» **What the task requires**: Please count the lines in the listing below where the word "terreno" appears. Give the number only.

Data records

————————

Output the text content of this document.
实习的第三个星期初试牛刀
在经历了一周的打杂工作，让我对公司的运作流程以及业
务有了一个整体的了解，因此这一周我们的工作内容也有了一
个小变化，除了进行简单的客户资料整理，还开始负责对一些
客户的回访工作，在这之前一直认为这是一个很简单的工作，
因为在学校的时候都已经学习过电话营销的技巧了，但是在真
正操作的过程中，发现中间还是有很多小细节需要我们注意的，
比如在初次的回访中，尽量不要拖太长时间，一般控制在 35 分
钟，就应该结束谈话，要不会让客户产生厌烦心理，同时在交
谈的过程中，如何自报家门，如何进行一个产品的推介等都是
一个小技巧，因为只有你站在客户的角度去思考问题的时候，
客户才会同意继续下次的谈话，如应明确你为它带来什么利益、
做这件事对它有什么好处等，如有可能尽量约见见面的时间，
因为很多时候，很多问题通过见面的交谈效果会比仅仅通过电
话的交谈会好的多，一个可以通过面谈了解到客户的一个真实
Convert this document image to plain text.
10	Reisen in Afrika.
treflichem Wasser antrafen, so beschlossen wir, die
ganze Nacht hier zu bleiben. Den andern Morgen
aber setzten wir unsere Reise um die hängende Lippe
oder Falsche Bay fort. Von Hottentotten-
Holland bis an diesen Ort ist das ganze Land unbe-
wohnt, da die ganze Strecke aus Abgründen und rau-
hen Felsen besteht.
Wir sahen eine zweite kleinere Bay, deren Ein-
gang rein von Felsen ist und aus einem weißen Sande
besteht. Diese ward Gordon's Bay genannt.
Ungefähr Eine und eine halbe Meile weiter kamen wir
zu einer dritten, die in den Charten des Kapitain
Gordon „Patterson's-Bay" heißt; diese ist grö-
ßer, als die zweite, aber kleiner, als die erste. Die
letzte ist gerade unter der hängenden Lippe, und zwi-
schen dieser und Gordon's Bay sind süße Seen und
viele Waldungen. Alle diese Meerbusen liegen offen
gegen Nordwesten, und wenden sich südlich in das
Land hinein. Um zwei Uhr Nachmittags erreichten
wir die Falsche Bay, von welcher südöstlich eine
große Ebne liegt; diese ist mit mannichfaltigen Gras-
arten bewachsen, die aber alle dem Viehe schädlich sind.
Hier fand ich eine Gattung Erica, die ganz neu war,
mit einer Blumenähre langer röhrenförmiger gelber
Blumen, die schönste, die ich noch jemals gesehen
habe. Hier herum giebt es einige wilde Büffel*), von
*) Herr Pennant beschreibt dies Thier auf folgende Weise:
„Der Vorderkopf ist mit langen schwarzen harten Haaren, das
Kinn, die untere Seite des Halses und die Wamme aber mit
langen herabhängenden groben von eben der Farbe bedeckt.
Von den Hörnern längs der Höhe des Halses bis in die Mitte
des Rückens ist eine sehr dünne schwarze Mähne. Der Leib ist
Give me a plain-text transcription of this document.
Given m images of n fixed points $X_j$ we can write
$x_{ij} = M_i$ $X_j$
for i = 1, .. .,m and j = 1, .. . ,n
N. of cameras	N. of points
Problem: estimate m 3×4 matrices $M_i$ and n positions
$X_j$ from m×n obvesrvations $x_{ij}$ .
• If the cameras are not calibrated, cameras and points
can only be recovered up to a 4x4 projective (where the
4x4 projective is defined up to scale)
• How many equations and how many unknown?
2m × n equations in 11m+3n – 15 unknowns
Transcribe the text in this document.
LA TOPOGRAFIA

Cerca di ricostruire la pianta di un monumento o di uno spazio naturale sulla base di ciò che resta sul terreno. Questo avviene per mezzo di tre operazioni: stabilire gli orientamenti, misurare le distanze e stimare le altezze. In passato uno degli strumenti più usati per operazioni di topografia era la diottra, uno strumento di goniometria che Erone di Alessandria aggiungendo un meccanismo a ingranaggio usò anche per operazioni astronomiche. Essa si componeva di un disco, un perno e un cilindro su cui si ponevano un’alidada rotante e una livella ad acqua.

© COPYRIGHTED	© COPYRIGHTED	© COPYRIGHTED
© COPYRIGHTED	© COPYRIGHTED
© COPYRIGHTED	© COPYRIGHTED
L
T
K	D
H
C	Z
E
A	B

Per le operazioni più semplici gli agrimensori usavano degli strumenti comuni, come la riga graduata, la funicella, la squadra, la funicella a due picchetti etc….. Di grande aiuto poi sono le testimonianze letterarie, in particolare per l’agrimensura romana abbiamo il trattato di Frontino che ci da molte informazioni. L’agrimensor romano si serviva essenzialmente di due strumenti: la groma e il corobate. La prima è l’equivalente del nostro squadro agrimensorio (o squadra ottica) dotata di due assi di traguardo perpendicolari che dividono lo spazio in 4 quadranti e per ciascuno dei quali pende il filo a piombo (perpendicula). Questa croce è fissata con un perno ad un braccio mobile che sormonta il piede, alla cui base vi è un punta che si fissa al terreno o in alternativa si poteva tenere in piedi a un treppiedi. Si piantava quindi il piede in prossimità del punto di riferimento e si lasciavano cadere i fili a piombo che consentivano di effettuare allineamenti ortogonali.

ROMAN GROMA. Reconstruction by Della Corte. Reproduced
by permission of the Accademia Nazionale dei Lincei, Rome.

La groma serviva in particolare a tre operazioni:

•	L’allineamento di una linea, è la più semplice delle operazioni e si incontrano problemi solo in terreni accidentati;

————————

» **Written reply**: 2